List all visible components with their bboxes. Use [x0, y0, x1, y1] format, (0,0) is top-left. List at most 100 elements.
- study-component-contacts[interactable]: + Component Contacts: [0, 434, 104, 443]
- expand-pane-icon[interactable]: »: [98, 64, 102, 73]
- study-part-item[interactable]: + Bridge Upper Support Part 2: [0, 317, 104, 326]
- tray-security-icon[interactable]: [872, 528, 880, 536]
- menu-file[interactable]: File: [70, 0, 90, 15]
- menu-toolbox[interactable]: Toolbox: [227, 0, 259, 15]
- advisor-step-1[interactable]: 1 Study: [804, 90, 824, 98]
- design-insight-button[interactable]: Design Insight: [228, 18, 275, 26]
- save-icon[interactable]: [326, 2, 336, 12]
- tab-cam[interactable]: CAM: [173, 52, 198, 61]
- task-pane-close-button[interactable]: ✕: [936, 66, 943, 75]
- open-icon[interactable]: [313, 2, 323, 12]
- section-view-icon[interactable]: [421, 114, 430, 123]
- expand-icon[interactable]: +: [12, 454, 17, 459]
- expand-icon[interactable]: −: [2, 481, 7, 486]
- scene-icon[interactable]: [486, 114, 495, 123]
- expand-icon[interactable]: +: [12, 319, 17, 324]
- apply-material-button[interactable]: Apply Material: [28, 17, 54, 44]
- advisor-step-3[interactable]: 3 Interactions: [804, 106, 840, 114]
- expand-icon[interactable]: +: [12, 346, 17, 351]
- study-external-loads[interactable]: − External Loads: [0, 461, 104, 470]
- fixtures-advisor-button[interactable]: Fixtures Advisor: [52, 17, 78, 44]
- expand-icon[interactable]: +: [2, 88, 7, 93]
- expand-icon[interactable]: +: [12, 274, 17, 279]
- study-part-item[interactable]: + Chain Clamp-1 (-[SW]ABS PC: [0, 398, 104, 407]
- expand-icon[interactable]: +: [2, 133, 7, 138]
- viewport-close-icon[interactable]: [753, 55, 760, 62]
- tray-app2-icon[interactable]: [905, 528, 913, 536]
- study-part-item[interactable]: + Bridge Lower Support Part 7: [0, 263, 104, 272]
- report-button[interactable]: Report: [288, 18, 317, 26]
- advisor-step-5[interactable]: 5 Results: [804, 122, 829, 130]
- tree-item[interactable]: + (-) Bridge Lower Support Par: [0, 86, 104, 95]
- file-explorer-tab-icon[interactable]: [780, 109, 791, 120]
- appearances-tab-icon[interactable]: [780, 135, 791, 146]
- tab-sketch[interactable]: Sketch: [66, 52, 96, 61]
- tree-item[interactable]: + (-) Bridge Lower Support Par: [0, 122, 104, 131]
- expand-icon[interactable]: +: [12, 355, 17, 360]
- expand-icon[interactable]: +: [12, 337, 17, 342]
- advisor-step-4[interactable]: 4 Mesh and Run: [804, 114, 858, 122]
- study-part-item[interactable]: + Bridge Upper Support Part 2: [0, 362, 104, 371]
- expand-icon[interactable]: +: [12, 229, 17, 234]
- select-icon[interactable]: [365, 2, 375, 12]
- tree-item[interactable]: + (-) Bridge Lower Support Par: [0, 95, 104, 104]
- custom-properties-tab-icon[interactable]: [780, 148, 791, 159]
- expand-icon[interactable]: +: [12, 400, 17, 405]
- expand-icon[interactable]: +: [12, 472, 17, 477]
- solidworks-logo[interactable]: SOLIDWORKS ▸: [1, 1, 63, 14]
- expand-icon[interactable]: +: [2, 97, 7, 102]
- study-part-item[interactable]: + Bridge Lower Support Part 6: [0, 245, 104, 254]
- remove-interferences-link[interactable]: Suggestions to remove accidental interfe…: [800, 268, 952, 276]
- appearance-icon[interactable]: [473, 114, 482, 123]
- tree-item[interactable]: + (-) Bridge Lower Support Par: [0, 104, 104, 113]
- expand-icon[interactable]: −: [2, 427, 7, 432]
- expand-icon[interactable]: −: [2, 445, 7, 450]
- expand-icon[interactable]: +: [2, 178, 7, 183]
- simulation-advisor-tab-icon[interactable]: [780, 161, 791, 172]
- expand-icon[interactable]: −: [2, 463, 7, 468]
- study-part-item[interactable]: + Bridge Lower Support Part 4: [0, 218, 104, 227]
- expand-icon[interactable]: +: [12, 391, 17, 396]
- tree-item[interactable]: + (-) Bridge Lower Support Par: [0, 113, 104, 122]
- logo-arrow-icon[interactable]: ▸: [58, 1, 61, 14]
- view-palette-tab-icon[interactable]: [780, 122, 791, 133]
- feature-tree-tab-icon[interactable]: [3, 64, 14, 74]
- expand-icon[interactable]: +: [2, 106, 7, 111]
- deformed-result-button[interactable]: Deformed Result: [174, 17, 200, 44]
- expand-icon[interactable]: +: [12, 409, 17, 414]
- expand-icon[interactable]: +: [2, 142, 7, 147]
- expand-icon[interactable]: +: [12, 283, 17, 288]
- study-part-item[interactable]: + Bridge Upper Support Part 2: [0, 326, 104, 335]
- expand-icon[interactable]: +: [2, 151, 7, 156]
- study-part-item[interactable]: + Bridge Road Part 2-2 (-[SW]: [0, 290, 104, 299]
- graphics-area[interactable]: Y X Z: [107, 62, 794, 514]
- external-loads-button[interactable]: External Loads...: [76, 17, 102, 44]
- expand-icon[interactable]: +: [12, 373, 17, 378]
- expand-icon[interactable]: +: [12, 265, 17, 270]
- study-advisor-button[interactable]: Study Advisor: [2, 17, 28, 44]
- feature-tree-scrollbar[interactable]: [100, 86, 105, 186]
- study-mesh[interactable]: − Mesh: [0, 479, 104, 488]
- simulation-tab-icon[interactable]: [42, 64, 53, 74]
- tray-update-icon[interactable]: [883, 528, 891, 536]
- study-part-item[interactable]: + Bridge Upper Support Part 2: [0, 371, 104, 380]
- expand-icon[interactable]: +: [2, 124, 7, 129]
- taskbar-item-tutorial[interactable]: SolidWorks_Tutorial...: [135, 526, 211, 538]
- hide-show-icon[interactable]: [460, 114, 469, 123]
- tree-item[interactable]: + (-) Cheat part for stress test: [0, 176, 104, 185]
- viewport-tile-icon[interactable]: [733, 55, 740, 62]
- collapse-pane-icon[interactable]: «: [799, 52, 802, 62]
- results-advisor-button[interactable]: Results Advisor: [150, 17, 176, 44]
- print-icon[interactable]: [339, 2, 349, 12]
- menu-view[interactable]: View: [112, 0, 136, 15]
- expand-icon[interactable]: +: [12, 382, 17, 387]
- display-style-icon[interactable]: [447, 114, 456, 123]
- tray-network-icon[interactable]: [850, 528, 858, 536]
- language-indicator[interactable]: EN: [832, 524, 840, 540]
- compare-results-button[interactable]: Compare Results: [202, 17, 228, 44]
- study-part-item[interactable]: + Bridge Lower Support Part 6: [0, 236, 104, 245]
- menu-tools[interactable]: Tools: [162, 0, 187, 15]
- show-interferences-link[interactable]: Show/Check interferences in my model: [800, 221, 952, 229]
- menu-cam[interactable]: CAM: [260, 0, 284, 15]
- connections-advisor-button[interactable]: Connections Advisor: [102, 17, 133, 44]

★ ★ ★ ★ ★

Directive - Convert every line of the rows above into a Markdown table with two columns, Index and Entry. Put a sequential number for each line under Index and the line itself under Entry, and omit any blank lines.

Worked solution -
| Index | Entry |
|---|---|
| 1 | List all visible components with their bboxes. Use [x0, y0, x1, y1] format, (0,0) is top-left. List at most 100 elements. |
| 2 | - study-component-contacts[interactable]: + Component Contacts: [0, 434, 104, 443] |
| 3 | - expand-pane-icon[interactable]: »: [98, 64, 102, 73] |
| 4 | - study-part-item[interactable]: + Bridge Upper Support Part 2: [0, 317, 104, 326] |
| 5 | - tray-security-icon[interactable]: [872, 528, 880, 536] |
| 6 | - menu-file[interactable]: File: [70, 0, 90, 15] |
| 7 | - menu-toolbox[interactable]: Toolbox: [227, 0, 259, 15] |
| 8 | - advisor-step-1[interactable]: 1 Study: [804, 90, 824, 98] |
| 9 | - design-insight-button[interactable]: Design Insight: [228, 18, 275, 26] |
| 10 | - save-icon[interactable]: [326, 2, 336, 12] |
| 11 | - tab-cam[interactable]: CAM: [173, 52, 198, 61] |
| 12 | - task-pane-close-button[interactable]: ✕: [936, 66, 943, 75] |
| 13 | - open-icon[interactable]: [313, 2, 323, 12] |
| 14 | - section-view-icon[interactable]: [421, 114, 430, 123] |
| 15 | - expand-icon[interactable]: +: [12, 454, 17, 459] |
| 16 | - expand-icon[interactable]: −: [2, 481, 7, 486] |
| 17 | - scene-icon[interactable]: [486, 114, 495, 123] |
| 18 | - expand-icon[interactable]: +: [12, 319, 17, 324] |
| 19 | - apply-material-button[interactable]: Apply Material: [28, 17, 54, 44] |
| 20 | - advisor-step-3[interactable]: 3 Interactions: [804, 106, 840, 114] |
| 21 | - expand-icon[interactable]: +: [12, 346, 17, 351] |
| 22 | - study-external-loads[interactable]: − External Loads: [0, 461, 104, 470] |
| 23 | - fixtures-advisor-button[interactable]: Fixtures Advisor: [52, 17, 78, 44] |
| 24 | - expand-icon[interactable]: +: [2, 88, 7, 93] |
| 25 | - expand-icon[interactable]: +: [12, 274, 17, 279] |
| 26 | - study-part-item[interactable]: + Chain Clamp-1 (-[SW]ABS PC: [0, 398, 104, 407] |
| 27 | - expand-icon[interactable]: +: [2, 133, 7, 138] |
| 28 | - viewport-close-icon[interactable]: [753, 55, 760, 62] |
| 29 | - tray-app2-icon[interactable]: [905, 528, 913, 536] |
| 30 | - study-part-item[interactable]: + Bridge Lower Support Part 7: [0, 263, 104, 272] |
| 31 | - report-button[interactable]: Report: [288, 18, 317, 26] |
| 32 | - advisor-step-5[interactable]: 5 Results: [804, 122, 829, 130] |
| 33 | - tree-item[interactable]: + (-) Bridge Lower Support Par: [0, 86, 104, 95] |
| 34 | - file-explorer-tab-icon[interactable]: [780, 109, 791, 120] |
| 35 | - appearances-tab-icon[interactable]: [780, 135, 791, 146] |
| 36 | - tab-sketch[interactable]: Sketch: [66, 52, 96, 61] |
| 37 | - tree-item[interactable]: + (-) Bridge Lower Support Par: [0, 122, 104, 131] |
| 38 | - expand-icon[interactable]: +: [12, 355, 17, 360] |
| 39 | - expand-icon[interactable]: +: [12, 337, 17, 342] |
| 40 | - advisor-step-4[interactable]: 4 Mesh and Run: [804, 114, 858, 122] |
| 41 | - study-part-item[interactable]: + Bridge Upper Support Part 2: [0, 362, 104, 371] |
| 42 | - expand-icon[interactable]: +: [12, 229, 17, 234] |
| 43 | - select-icon[interactable]: [365, 2, 375, 12] |
| 44 | - tree-item[interactable]: + (-) Bridge Lower Support Par: [0, 95, 104, 104] |
| 45 | - custom-properties-tab-icon[interactable]: [780, 148, 791, 159] |
| 46 | - expand-icon[interactable]: +: [12, 400, 17, 405] |
| 47 | - expand-icon[interactable]: +: [12, 472, 17, 477] |
| 48 | - solidworks-logo[interactable]: SOLIDWORKS ▸: [1, 1, 63, 14] |
| 49 | - expand-icon[interactable]: +: [2, 97, 7, 102] |
| 50 | - study-part-item[interactable]: + Bridge Lower Support Part 6: [0, 245, 104, 254] |
| 51 | - remove-interferences-link[interactable]: Suggestions to remove accidental interfe…: [800, 268, 952, 276] |
| 52 | - appearance-icon[interactable]: [473, 114, 482, 123] |
| 53 | - tree-item[interactable]: + (-) Bridge Lower Support Par: [0, 104, 104, 113] |
| 54 | - expand-icon[interactable]: −: [2, 427, 7, 432] |
| 55 | - expand-icon[interactable]: −: [2, 445, 7, 450] |
| 56 | - expand-icon[interactable]: +: [2, 178, 7, 183] |
| 57 | - simulation-advisor-tab-icon[interactable]: [780, 161, 791, 172] |
| 58 | - expand-icon[interactable]: −: [2, 463, 7, 468] |
| 59 | - study-part-item[interactable]: + Bridge Lower Support Part 4: [0, 218, 104, 227] |
| 60 | - expand-icon[interactable]: +: [12, 391, 17, 396] |
| 61 | - tree-item[interactable]: + (-) Bridge Lower Support Par: [0, 113, 104, 122] |
| 62 | - logo-arrow-icon[interactable]: ▸: [58, 1, 61, 14] |
| 63 | - view-palette-tab-icon[interactable]: [780, 122, 791, 133] |
| 64 | - feature-tree-tab-icon[interactable]: [3, 64, 14, 74] |
| 65 | - expand-icon[interactable]: +: [2, 106, 7, 111] |
| 66 | - deformed-result-button[interactable]: Deformed Result: [174, 17, 200, 44] |
| 67 | - expand-icon[interactable]: +: [12, 409, 17, 414] |
| 68 | - expand-icon[interactable]: +: [2, 142, 7, 147] |
| 69 | - expand-icon[interactable]: +: [12, 283, 17, 288] |
| 70 | - study-part-item[interactable]: + Bridge Upper Support Part 2: [0, 326, 104, 335] |
| 71 | - expand-icon[interactable]: +: [2, 151, 7, 156] |
| 72 | - study-part-item[interactable]: + Bridge Road Part 2-2 (-[SW]: [0, 290, 104, 299] |
| 73 | - graphics-area[interactable]: Y X Z: [107, 62, 794, 514] |
| 74 | - external-loads-button[interactable]: External Loads...: [76, 17, 102, 44] |
| 75 | - expand-icon[interactable]: +: [12, 373, 17, 378] |
| 76 | - expand-icon[interactable]: +: [12, 265, 17, 270] |
| 77 | - study-advisor-button[interactable]: Study Advisor: [2, 17, 28, 44] |
| 78 | - feature-tree-scrollbar[interactable]: [100, 86, 105, 186] |
| 79 | - study-mesh[interactable]: − Mesh: [0, 479, 104, 488] |
| 80 | - simulation-tab-icon[interactable]: [42, 64, 53, 74] |
| 81 | - tray-update-icon[interactable]: [883, 528, 891, 536] |
| 82 | - study-part-item[interactable]: + Bridge Upper Support Part 2: [0, 371, 104, 380] |
| 83 | - expand-icon[interactable]: +: [2, 124, 7, 129] |
| 84 | - taskbar-item-tutorial[interactable]: SolidWorks_Tutorial...: [135, 526, 211, 538] |
| 85 | - hide-show-icon[interactable]: [460, 114, 469, 123] |
| 86 | - tree-item[interactable]: + (-) Cheat part for stress test: [0, 176, 104, 185] |
| 87 | - viewport-tile-icon[interactable]: [733, 55, 740, 62] |
| 88 | - collapse-pane-icon[interactable]: «: [799, 52, 802, 62] |
| 89 | - results-advisor-button[interactable]: Results Advisor: [150, 17, 176, 44] |
| 90 | - print-icon[interactable]: [339, 2, 349, 12] |
| 91 | - menu-view[interactable]: View: [112, 0, 136, 15] |
| 92 | - expand-icon[interactable]: +: [12, 382, 17, 387] |
| 93 | - display-style-icon[interactable]: [447, 114, 456, 123] |
| 94 | - tray-network-icon[interactable]: [850, 528, 858, 536] |
| 95 | - language-indicator[interactable]: EN: [832, 524, 840, 540] |
| 96 | - compare-results-button[interactable]: Compare Results: [202, 17, 228, 44] |
| 97 | - study-part-item[interactable]: + Bridge Lower Support Part 6: [0, 236, 104, 245] |
| 98 | - menu-tools[interactable]: Tools: [162, 0, 187, 15] |
| 99 | - show-interferences-link[interactable]: Show/Check interferences in my model: [800, 221, 952, 229] |
| 100 | - menu-cam[interactable]: CAM: [260, 0, 284, 15] |
| 101 | - connections-advisor-button[interactable]: Connections Advisor: [102, 17, 133, 44] |